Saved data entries
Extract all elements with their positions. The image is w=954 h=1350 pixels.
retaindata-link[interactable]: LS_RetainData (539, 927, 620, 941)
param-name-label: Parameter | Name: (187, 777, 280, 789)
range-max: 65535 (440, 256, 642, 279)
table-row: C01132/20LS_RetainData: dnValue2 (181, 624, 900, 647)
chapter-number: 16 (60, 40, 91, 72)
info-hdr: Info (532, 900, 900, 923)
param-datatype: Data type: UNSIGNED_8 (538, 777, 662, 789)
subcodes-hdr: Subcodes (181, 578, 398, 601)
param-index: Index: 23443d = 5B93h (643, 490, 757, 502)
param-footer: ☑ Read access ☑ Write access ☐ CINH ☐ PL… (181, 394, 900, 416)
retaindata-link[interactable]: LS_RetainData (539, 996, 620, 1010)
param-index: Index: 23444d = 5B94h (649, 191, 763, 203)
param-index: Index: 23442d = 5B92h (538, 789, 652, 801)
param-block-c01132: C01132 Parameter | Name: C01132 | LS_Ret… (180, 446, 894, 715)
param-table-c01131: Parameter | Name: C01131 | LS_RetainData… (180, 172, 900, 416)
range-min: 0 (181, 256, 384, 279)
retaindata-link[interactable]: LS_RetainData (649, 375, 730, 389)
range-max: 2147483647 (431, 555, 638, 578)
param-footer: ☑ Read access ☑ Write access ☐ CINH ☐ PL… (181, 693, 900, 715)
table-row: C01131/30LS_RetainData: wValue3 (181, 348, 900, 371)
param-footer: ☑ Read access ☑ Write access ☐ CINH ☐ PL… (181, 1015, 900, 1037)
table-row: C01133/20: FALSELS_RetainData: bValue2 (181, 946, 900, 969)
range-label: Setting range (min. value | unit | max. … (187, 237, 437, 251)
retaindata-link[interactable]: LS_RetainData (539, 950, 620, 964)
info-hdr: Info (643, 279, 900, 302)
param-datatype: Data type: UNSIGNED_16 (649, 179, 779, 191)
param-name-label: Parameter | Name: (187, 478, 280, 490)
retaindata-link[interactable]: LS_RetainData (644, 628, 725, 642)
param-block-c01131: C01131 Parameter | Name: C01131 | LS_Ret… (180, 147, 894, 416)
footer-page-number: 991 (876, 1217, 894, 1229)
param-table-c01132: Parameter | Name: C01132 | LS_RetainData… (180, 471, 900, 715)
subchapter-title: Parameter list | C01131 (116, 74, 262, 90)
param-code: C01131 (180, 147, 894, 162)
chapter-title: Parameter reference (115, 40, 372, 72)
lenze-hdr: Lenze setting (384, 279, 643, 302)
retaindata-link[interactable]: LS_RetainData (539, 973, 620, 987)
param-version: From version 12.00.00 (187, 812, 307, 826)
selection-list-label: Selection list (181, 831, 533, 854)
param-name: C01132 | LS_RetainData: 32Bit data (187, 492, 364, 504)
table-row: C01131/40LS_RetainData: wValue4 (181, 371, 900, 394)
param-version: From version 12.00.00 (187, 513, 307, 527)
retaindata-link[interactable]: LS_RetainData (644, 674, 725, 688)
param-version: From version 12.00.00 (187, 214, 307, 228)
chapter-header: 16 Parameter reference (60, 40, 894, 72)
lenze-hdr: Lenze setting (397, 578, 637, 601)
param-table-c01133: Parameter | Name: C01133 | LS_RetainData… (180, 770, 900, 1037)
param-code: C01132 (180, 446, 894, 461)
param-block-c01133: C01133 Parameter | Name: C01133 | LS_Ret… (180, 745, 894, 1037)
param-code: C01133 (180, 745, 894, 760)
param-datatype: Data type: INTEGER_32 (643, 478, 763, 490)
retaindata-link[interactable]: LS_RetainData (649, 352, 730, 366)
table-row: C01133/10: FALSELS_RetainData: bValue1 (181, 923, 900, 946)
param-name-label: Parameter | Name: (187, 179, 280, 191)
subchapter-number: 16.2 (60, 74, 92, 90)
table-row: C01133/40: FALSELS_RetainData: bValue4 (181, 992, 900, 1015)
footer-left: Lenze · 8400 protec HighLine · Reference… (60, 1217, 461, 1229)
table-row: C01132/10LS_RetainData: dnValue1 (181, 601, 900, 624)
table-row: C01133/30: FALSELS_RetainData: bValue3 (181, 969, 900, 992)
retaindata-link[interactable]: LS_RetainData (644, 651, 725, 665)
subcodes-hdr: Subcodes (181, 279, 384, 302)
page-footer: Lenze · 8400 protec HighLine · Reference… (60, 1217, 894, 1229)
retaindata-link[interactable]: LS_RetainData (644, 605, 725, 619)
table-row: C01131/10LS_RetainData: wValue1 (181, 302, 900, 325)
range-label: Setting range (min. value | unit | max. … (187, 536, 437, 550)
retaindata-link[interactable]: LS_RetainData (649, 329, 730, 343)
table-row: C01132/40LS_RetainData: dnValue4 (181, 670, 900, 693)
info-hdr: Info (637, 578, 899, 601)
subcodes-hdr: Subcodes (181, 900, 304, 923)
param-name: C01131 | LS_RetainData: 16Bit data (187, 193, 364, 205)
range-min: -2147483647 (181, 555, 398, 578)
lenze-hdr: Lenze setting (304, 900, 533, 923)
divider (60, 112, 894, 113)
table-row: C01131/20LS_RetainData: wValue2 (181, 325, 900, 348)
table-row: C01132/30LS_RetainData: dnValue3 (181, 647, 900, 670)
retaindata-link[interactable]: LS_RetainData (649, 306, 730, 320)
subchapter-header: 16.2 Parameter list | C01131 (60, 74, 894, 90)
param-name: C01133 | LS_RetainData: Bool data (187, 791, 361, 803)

**PROBLEM DETAILS**
Render every line of the listing as a numbered list, omitting blank lines.

**EXERCISE RESPONSE**
1. Extract all elements with their positions. The image is w=954 h=1350 pixels.
2. retaindata-link[interactable]: LS_RetainData (539, 927, 620, 941)
3. param-name-label: Parameter | Name: (187, 777, 280, 789)
4. range-max: 65535 (440, 256, 642, 279)
5. table-row: C01132/20LS_RetainData: dnValue2 (181, 624, 900, 647)
6. chapter-number: 16 (60, 40, 91, 72)
7. info-hdr: Info (532, 900, 900, 923)
8. param-datatype: Data type: UNSIGNED_8 (538, 777, 662, 789)
9. subcodes-hdr: Subcodes (181, 578, 398, 601)
10. param-index: Index: 23443d = 5B93h (643, 490, 757, 502)
11. param-footer: ☑ Read access ☑ Write access ☐ CINH ☐ PL… (181, 394, 900, 416)
12. retaindata-link[interactable]: LS_RetainData (539, 996, 620, 1010)
13. param-index: Index: 23444d = 5B94h (649, 191, 763, 203)
14. param-index: Index: 23442d = 5B92h (538, 789, 652, 801)
15. param-block-c01132: C01132 Parameter | Name: C01132 | LS_Ret… (180, 446, 894, 715)
16. param-table-c01131: Parameter | Name: C01131 | LS_RetainData… (180, 172, 900, 416)
17. range-min: 0 (181, 256, 384, 279)
18. retaindata-link[interactable]: LS_RetainData (649, 375, 730, 389)
19. range-max: 2147483647 (431, 555, 638, 578)
20. param-footer: ☑ Read access ☑ Write access ☐ CINH ☐ PL… (181, 693, 900, 715)
21. table-row: C01131/30LS_RetainData: wValue3 (181, 348, 900, 371)
22. param-footer: ☑ Read access ☑ Write access ☐ CINH ☐ PL… (181, 1015, 900, 1037)
23. table-row: C01133/20: FALSELS_RetainData: bValue2 (181, 946, 900, 969)
24. range-label: Setting range (min. value | unit | max. … (187, 237, 437, 251)
25. retaindata-link[interactable]: LS_RetainData (539, 950, 620, 964)
26. info-hdr: Info (643, 279, 900, 302)
27. param-datatype: Data type: UNSIGNED_16 (649, 179, 779, 191)
28. param-name-label: Parameter | Name: (187, 478, 280, 490)
29. retaindata-link[interactable]: LS_RetainData (644, 628, 725, 642)
30. param-block-c01131: C01131 Parameter | Name: C01131 | LS_Ret… (180, 147, 894, 416)
31. footer-page-number: 991 (876, 1217, 894, 1229)
32. param-table-c01132: Parameter | Name: C01132 | LS_RetainData… (180, 471, 900, 715)
33. subchapter-title: Parameter list | C01131 (116, 74, 262, 90)
34. param-code: C01131 (180, 147, 894, 162)
35. chapter-title: Parameter reference (115, 40, 372, 72)
36. lenze-hdr: Lenze setting (384, 279, 643, 302)
37. retaindata-link[interactable]: LS_RetainData (539, 973, 620, 987)
38. param-version: From version 12.00.00 (187, 812, 307, 826)
39. selection-list-label: Selection list (181, 831, 533, 854)
40. param-name: C01132 | LS_RetainData: 32Bit data (187, 492, 364, 504)
41. table-row: C01131/40LS_RetainData: wValue4 (181, 371, 900, 394)
42. param-version: From version 12.00.00 (187, 513, 307, 527)
43. retaindata-link[interactable]: LS_RetainData (644, 674, 725, 688)
44. param-version: From version 12.00.00 (187, 214, 307, 228)
45. chapter-header: 16 Parameter reference (60, 40, 894, 72)
46. lenze-hdr: Lenze setting (397, 578, 637, 601)
47. param-table-c01133: Parameter | Name: C01133 | LS_RetainData… (180, 770, 900, 1037)
48. param-code: C01132 (180, 446, 894, 461)
49. param-block-c01133: C01133 Parameter | Name: C01133 | LS_Ret… (180, 745, 894, 1037)
50. param-code: C01133 (180, 745, 894, 760)
51. param-datatype: Data type: INTEGER_32 (643, 478, 763, 490)
52. retaindata-link[interactable]: LS_RetainData (649, 352, 730, 366)
53. table-row: C01133/10: FALSELS_RetainData: bValue1 (181, 923, 900, 946)
54. param-name-label: Parameter | Name: (187, 179, 280, 191)
55. subchapter-number: 16.2 (60, 74, 92, 90)
56. table-row: C01133/40: FALSELS_RetainData: bValue4 (181, 992, 900, 1015)
57. footer-left: Lenze · 8400 protec HighLine · Reference… (60, 1217, 461, 1229)
58. table-row: C01132/10LS_RetainData: dnValue1 (181, 601, 900, 624)
59. table-row: C01133/30: FALSELS_RetainData: bValue3 (181, 969, 900, 992)
60. retaindata-link[interactable]: LS_RetainData (644, 651, 725, 665)
61. subcodes-hdr: Subcodes (181, 279, 384, 302)
62. page-footer: Lenze · 8400 protec HighLine · Reference… (60, 1217, 894, 1229)
63. retaindata-link[interactable]: LS_RetainData (644, 605, 725, 619)
64. table-row: C01131/10LS_RetainData: wValue1 (181, 302, 900, 325)
65. range-label: Setting range (min. value | unit | max. … (187, 536, 437, 550)
66. retaindata-link[interactable]: LS_RetainData (649, 329, 730, 343)
67. table-row: C01132/40LS_RetainData: dnValue4 (181, 670, 900, 693)
68. info-hdr: Info (637, 578, 899, 601)
69. subcodes-hdr: Subcodes (181, 900, 304, 923)
70. param-name: C01131 | LS_RetainData: 16Bit data (187, 193, 364, 205)
71. range-min: -2147483647 (181, 555, 398, 578)
72. lenze-hdr: Lenze setting (304, 900, 533, 923)
73. divider (60, 112, 894, 113)
74. table-row: C01131/20LS_RetainData: wValue2 (181, 325, 900, 348)
75. table-row: C01132/30LS_RetainData: dnValue3 (181, 647, 900, 670)
76. retaindata-link[interactable]: LS_RetainData (649, 306, 730, 320)
77. subchapter-header: 16.2 Parameter list | C01131 (60, 74, 894, 90)
78. param-name: C01133 | LS_RetainData: Bool data (187, 791, 361, 803)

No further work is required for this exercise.